- **Goal of the exercise**: Omit the pictures and return every entry exactly as written.

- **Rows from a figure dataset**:
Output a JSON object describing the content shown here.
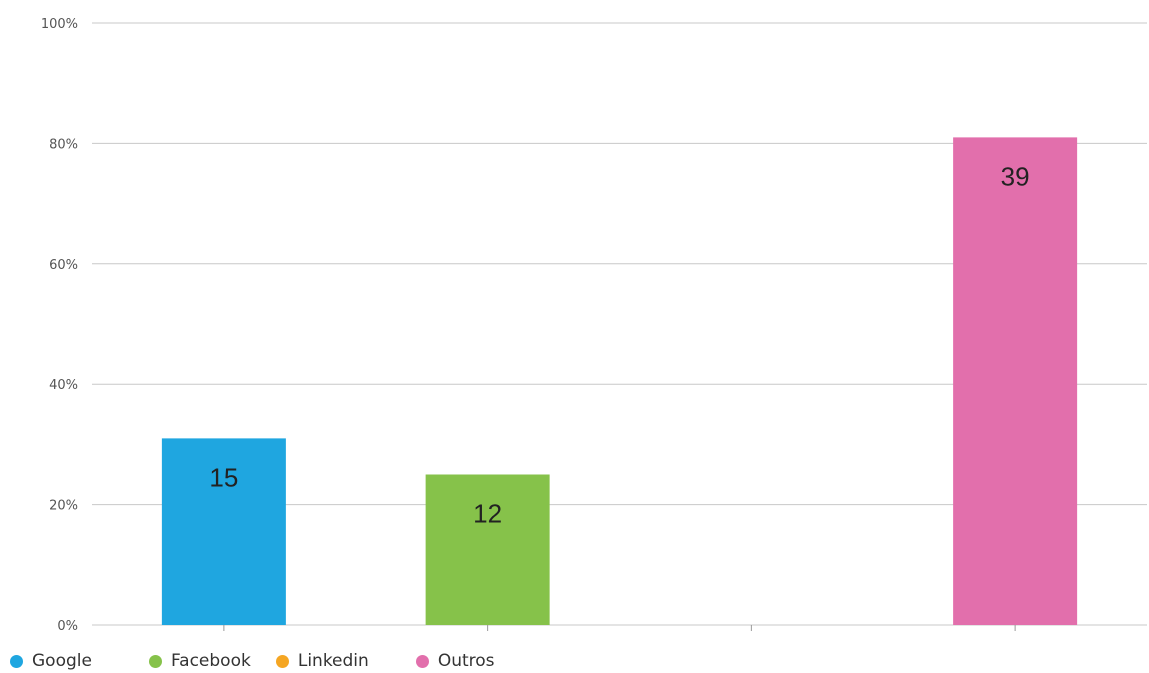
{
  "chart_data": {
    "type": "bar",
    "categories": [
      "Google",
      "Facebook",
      "Linkedin",
      "Outros"
    ],
    "series": [
      {
        "name": "Google",
        "value": 15,
        "percent": 31,
        "color": "#1fa6e0"
      },
      {
        "name": "Facebook",
        "value": 12,
        "percent": 25,
        "color": "#86c24a"
      },
      {
        "name": "Linkedin",
        "value": 0,
        "percent": 0,
        "color": "#f5a623"
      },
      {
        "name": "Outros",
        "value": 39,
        "percent": 81,
        "color": "#e26fac"
      }
    ],
    "y_ticks": [
      "0%",
      "20%",
      "40%",
      "60%",
      "80%",
      "100%"
    ],
    "ylim": [
      0,
      100
    ],
    "grid": true,
    "legend_position": "bottom-left"
  }
}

- **Task result**:
Output a JSON object describing the content shown here.
{
  "chart_data": {
    "type": "bar",
    "categories": [
      "Google",
      "Facebook",
      "Linkedin",
      "Outros"
    ],
    "series": [
      {
        "name": "Google",
        "value": 15,
        "percent": 31,
        "color": "#1fa6e0"
      },
      {
        "name": "Facebook",
        "value": 12,
        "percent": 25,
        "color": "#86c24a"
      },
      {
        "name": "Linkedin",
        "value": 0,
        "percent": 0,
        "color": "#f5a623"
      },
      {
        "name": "Outros",
        "value": 39,
        "percent": 81,
        "color": "#e26fac"
      }
    ],
    "y_ticks": [
      "0%",
      "20%",
      "40%",
      "60%",
      "80%",
      "100%"
    ],
    "ylim": [
      0,
      100
    ],
    "grid": true,
    "legend_position": "bottom-left"
  }
}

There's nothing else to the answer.